***** GIVEN DATA
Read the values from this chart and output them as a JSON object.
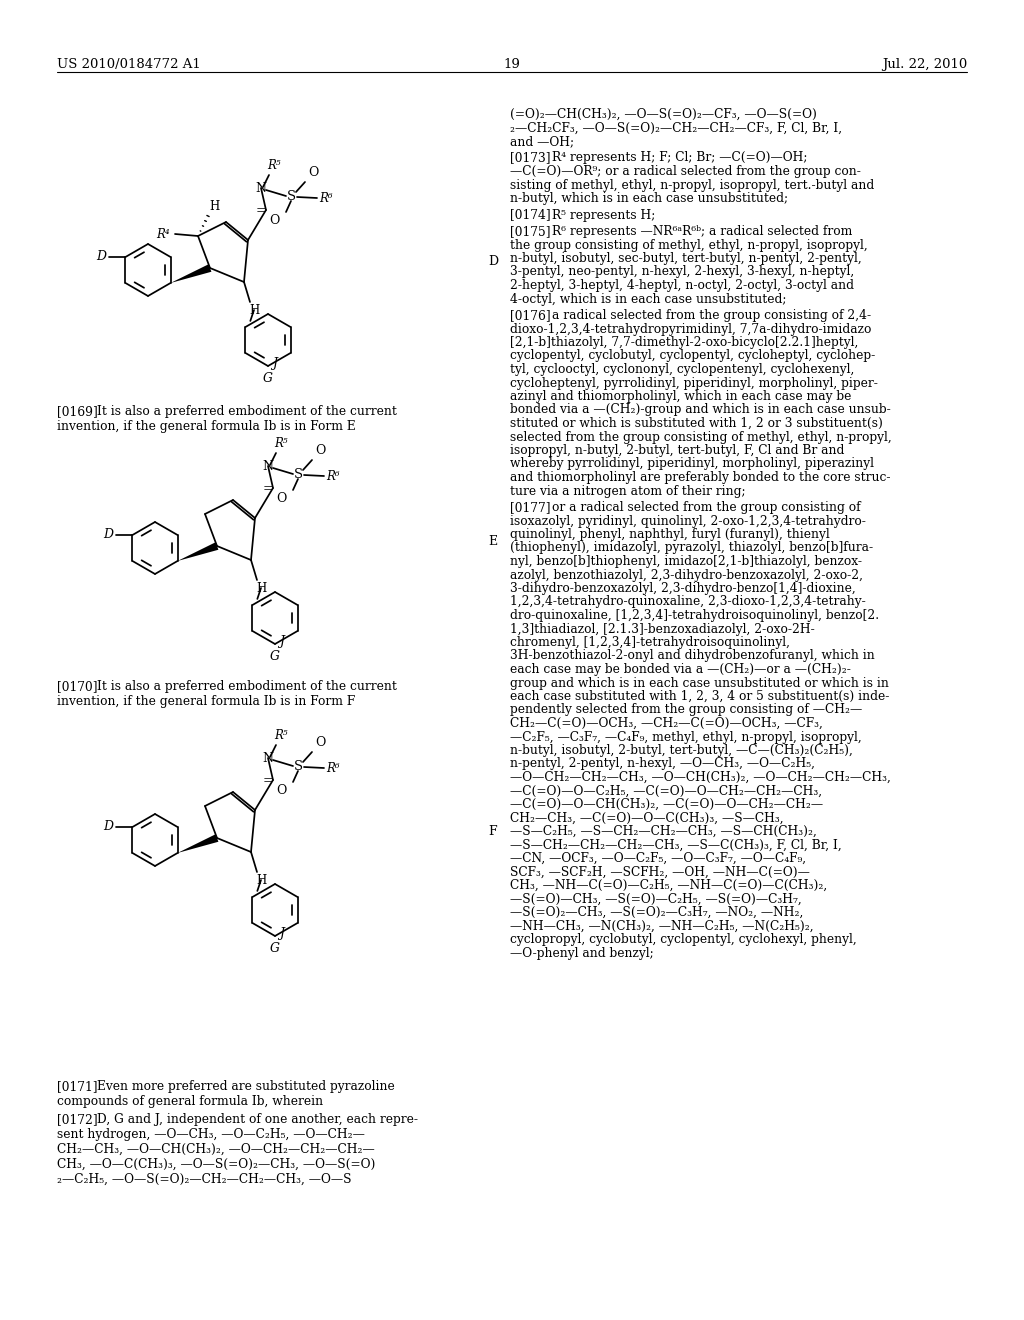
{
  "background": "#ffffff",
  "header_left": "US 2010/0184772 A1",
  "header_right": "Jul. 22, 2010",
  "page_num": "19"
}
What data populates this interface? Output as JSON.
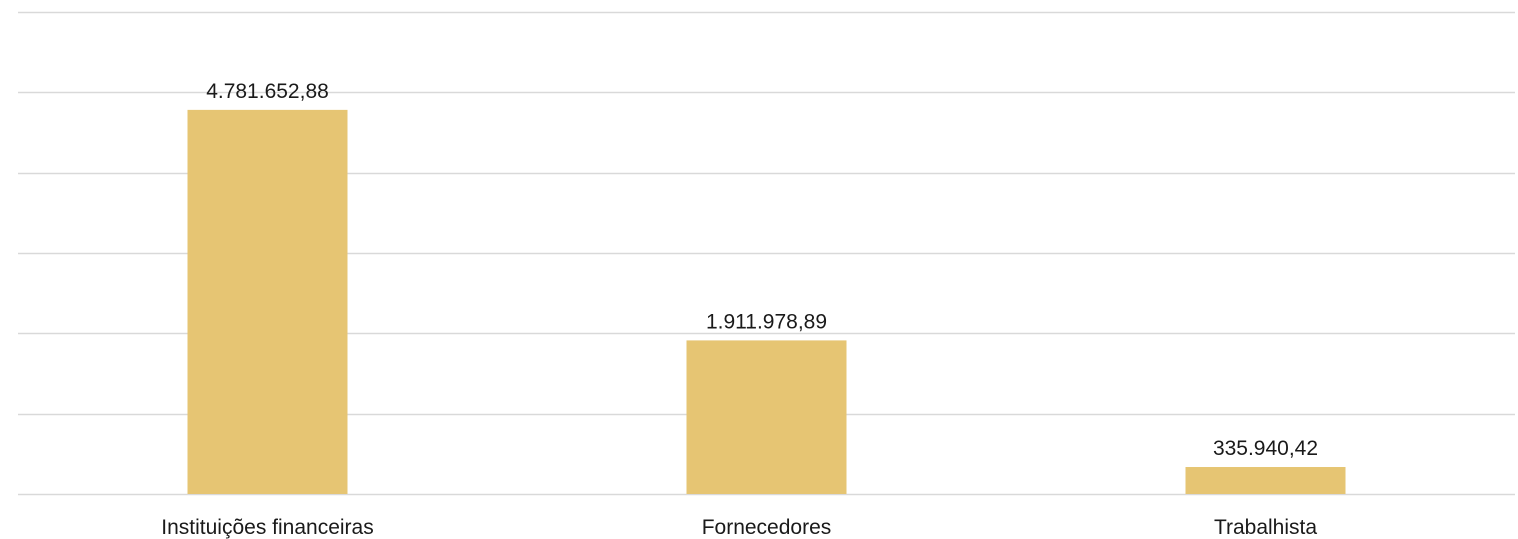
**********
WHAT THE EXERCISE ASKS
Repeat the data in full and exactly. Omit pictures.

RESPONSE
Read the values from this chart and output them as a JSON object.
{
  "background": "#ffffff",
  "header_left": "US 2010/0184772 A1",
  "header_right": "Jul. 22, 2010",
  "page_num": "19"
}
What data populates this interface? Output as JSON.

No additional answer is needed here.